Fragment do przeczytania -
——————
Dzisiaj jest czwartek, 28 marca 2024 roku
Podopieczni Tomasza Sokołowskiego nie wykorzystali szansy na odskoczenie w tabeli KS Warce. Przez własne błędy tylko zremisowali w derbach z Mogielanką.
Zgodnie z oczekiwaniami w pierwszej odsłonie niedzielnego meczu w Mogielnicy inicjatywa należała do prowadzących w tabeli piłkarzy Tomasza Sokołowskiego. Groźnie z dystansu strzelał Daniel Złoch, a po uderzeniu Michała Czerepoka piłka o metr minęła słupek.
Co się nie udało przed przerwą, udało się w pierwszej akcji po rozpoczęciu drugiej połowy. Szarżującego w polu karnym Michała Czerepoka faulem powstrzymał jeden z obrońców Mogielanki, a sędzia nie miał wątpliwości, wskazując na jedenasty metr boiska. Rzut karny na gola zamienił pewnym uderzeniem po ziemi Rafał Sobczak.
——————
Zestawienia obszarów elementów
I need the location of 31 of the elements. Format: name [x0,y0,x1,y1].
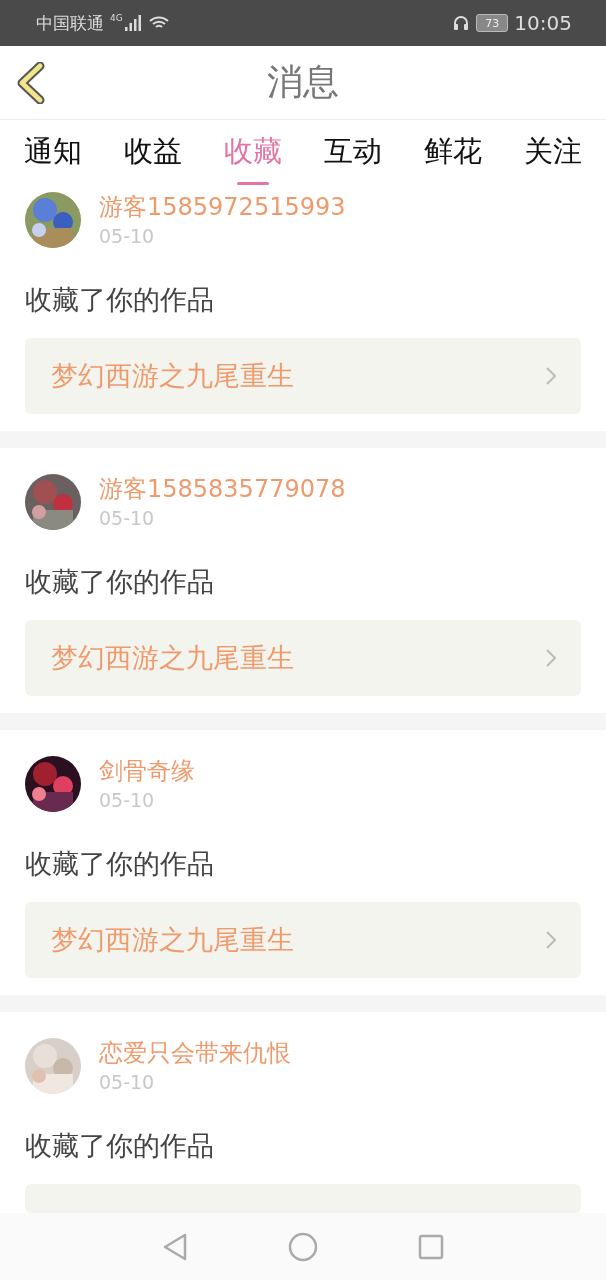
user-name[interactable]: 游客1585972515993 [99,192,346,222]
tab[interactable]: 互动 [324,120,382,185]
home-circle-icon[interactable] [288,1231,318,1262]
signal-icon [124,15,143,31]
message-text: 收藏了你的作品 [25,283,215,317]
network-type: 4G [110,13,123,23]
chevron-right-icon [545,648,557,668]
page-title: 消息 [267,60,339,104]
headphones-icon [452,14,471,32]
message-text: 收藏了你的作品 [25,565,215,599]
recents-square-icon[interactable] [418,1233,444,1260]
clock-time: 10:05 [514,11,572,35]
back-icon[interactable] [16,62,46,104]
tab[interactable]: 关注 [524,120,582,185]
chevron-right-icon [545,930,557,950]
battery-level: 73 [476,14,509,32]
user-name[interactable]: 恋爱只会带来仇恨 [99,1038,291,1068]
tab[interactable]: 通知 [24,120,82,185]
carrier-name: 中国联通 [36,11,104,35]
work-link[interactable]: 梦幻西游之九尾重生 [25,620,581,696]
message-text: 收藏了你的作品 [25,1129,215,1163]
tab[interactable]: 收藏 [224,120,282,185]
work-link[interactable]: 梦幻西游之九尾重生 [25,902,581,978]
user-name[interactable]: 剑骨奇缘 [99,756,195,786]
back-triangle-icon[interactable] [162,1232,188,1261]
tab[interactable]: 鲜花 [424,120,482,185]
user-name[interactable]: 游客1585835779078 [99,474,346,504]
work-link[interactable]: 梦幻西游之九尾重生 [25,338,581,414]
chevron-right-icon [545,366,557,386]
message-text: 收藏了你的作品 [25,847,215,881]
tab[interactable]: 收益 [124,120,182,185]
——————
Zadania do wykonania -
1. Proszę wymienić wszystkie osoby, które tekst o derbach z Mogielanką przywołuje z imienia i nazwiska.
2. Proszę przytoczyć z wpisów wiersze od wiersza zawierającego "user-name[interactable]: 游客1585972515993 [99,192,346,222]" do wiersza zawierającego "headphones-icon [452,14,471,32]", łącznie z obydwoma.

Odpowiedzi do zadań -
1. Tomasz Sokołowski, Daniel Złoch, Michał Czerepok, Rafał Sobczak

2.
user-name[interactable]: 游客1585972515993 [99,192,346,222]
tab[interactable]: 互动 [324,120,382,185]
home-circle-icon[interactable] [288,1231,318,1262]
signal-icon [124,15,143,31]
message-text: 收藏了你的作品 [25,283,215,317]
network-type: 4G [110,13,123,23]
chevron-right-icon [545,648,557,668]
page-title: 消息 [267,60,339,104]
headphones-icon [452,14,471,32]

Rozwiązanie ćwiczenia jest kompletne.